● Task:
Write out the entries verbatim and leave the images out of the copy.
— Begin Available data —
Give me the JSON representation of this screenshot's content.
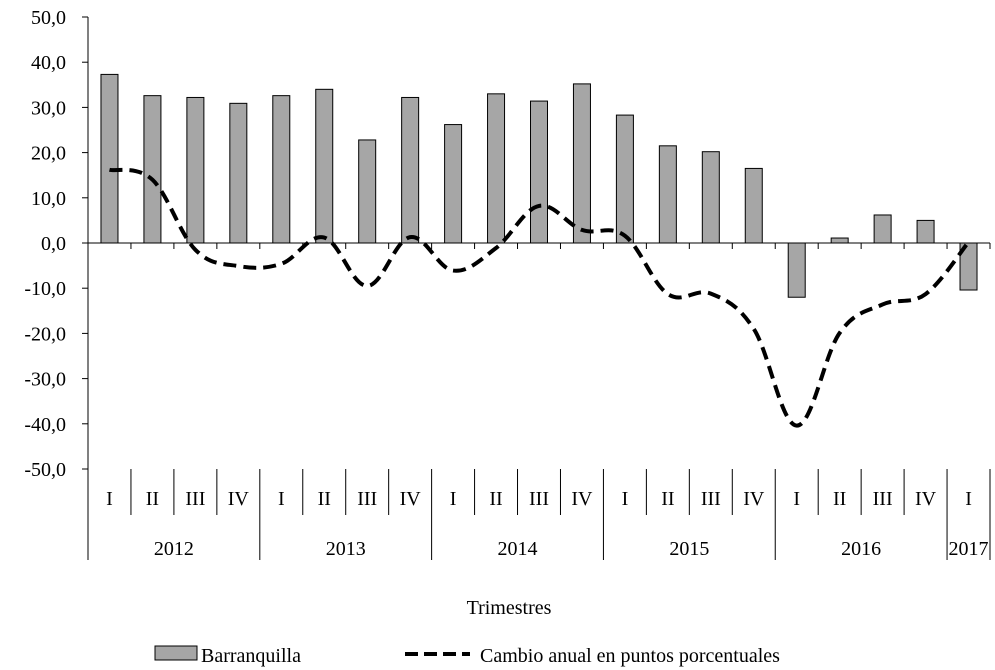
{
  "chart_data": {
    "type": "bar",
    "ylim": [
      -50,
      50
    ],
    "y_ticks": [
      "50,0",
      "40,0",
      "30,0",
      "20,0",
      "10,0",
      "0,0",
      "-10,0",
      "-20,0",
      "-30,0",
      "-40,0",
      "-50,0"
    ],
    "y_tick_values": [
      50,
      40,
      30,
      20,
      10,
      0,
      -10,
      -20,
      -30,
      -40,
      -50
    ],
    "categories": [
      "I",
      "II",
      "III",
      "IV",
      "I",
      "II",
      "III",
      "IV",
      "I",
      "II",
      "III",
      "IV",
      "I",
      "II",
      "III",
      "IV",
      "I",
      "II",
      "III",
      "IV",
      "I"
    ],
    "years": [
      {
        "label": "2012",
        "count": 4
      },
      {
        "label": "2013",
        "count": 4
      },
      {
        "label": "2014",
        "count": 4
      },
      {
        "label": "2015",
        "count": 4
      },
      {
        "label": "2016",
        "count": 4
      },
      {
        "label": "2017",
        "count": 1
      }
    ],
    "xlabel": "Trimestres",
    "series": [
      {
        "name": "Barranquilla",
        "type": "bar",
        "color": "#a6a6a6",
        "values": [
          37.3,
          32.6,
          32.2,
          30.9,
          32.6,
          34.0,
          22.8,
          32.2,
          26.2,
          33.0,
          31.4,
          35.2,
          28.3,
          21.5,
          20.2,
          16.5,
          -12.0,
          1.1,
          6.2,
          5.0,
          -10.4
        ]
      },
      {
        "name": "Cambio anual en puntos porcentuales",
        "type": "line",
        "style": "dashed",
        "color": "#000000",
        "values": [
          16.2,
          14.0,
          -1.5,
          -5.1,
          -4.6,
          1.2,
          -9.5,
          1.3,
          -6.1,
          -1.1,
          8.2,
          2.9,
          1.6,
          -11.3,
          -11.2,
          -19.0,
          -40.4,
          -19.9,
          -13.6,
          -11.3,
          0.2
        ]
      }
    ],
    "legend_position": "bottom",
    "grid": false
  }
}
— End Available data —
● Completed exercise:
Give me the JSON representation of this screenshot's content.
{
  "chart_data": {
    "type": "bar",
    "ylim": [
      -50,
      50
    ],
    "y_ticks": [
      "50,0",
      "40,0",
      "30,0",
      "20,0",
      "10,0",
      "0,0",
      "-10,0",
      "-20,0",
      "-30,0",
      "-40,0",
      "-50,0"
    ],
    "y_tick_values": [
      50,
      40,
      30,
      20,
      10,
      0,
      -10,
      -20,
      -30,
      -40,
      -50
    ],
    "categories": [
      "I",
      "II",
      "III",
      "IV",
      "I",
      "II",
      "III",
      "IV",
      "I",
      "II",
      "III",
      "IV",
      "I",
      "II",
      "III",
      "IV",
      "I",
      "II",
      "III",
      "IV",
      "I"
    ],
    "years": [
      {
        "label": "2012",
        "count": 4
      },
      {
        "label": "2013",
        "count": 4
      },
      {
        "label": "2014",
        "count": 4
      },
      {
        "label": "2015",
        "count": 4
      },
      {
        "label": "2016",
        "count": 4
      },
      {
        "label": "2017",
        "count": 1
      }
    ],
    "xlabel": "Trimestres",
    "series": [
      {
        "name": "Barranquilla",
        "type": "bar",
        "color": "#a6a6a6",
        "values": [
          37.3,
          32.6,
          32.2,
          30.9,
          32.6,
          34.0,
          22.8,
          32.2,
          26.2,
          33.0,
          31.4,
          35.2,
          28.3,
          21.5,
          20.2,
          16.5,
          -12.0,
          1.1,
          6.2,
          5.0,
          -10.4
        ]
      },
      {
        "name": "Cambio anual en puntos porcentuales",
        "type": "line",
        "style": "dashed",
        "color": "#000000",
        "values": [
          16.2,
          14.0,
          -1.5,
          -5.1,
          -4.6,
          1.2,
          -9.5,
          1.3,
          -6.1,
          -1.1,
          8.2,
          2.9,
          1.6,
          -11.3,
          -11.2,
          -19.0,
          -40.4,
          -19.9,
          -13.6,
          -11.3,
          0.2
        ]
      }
    ],
    "legend_position": "bottom",
    "grid": false
  }
}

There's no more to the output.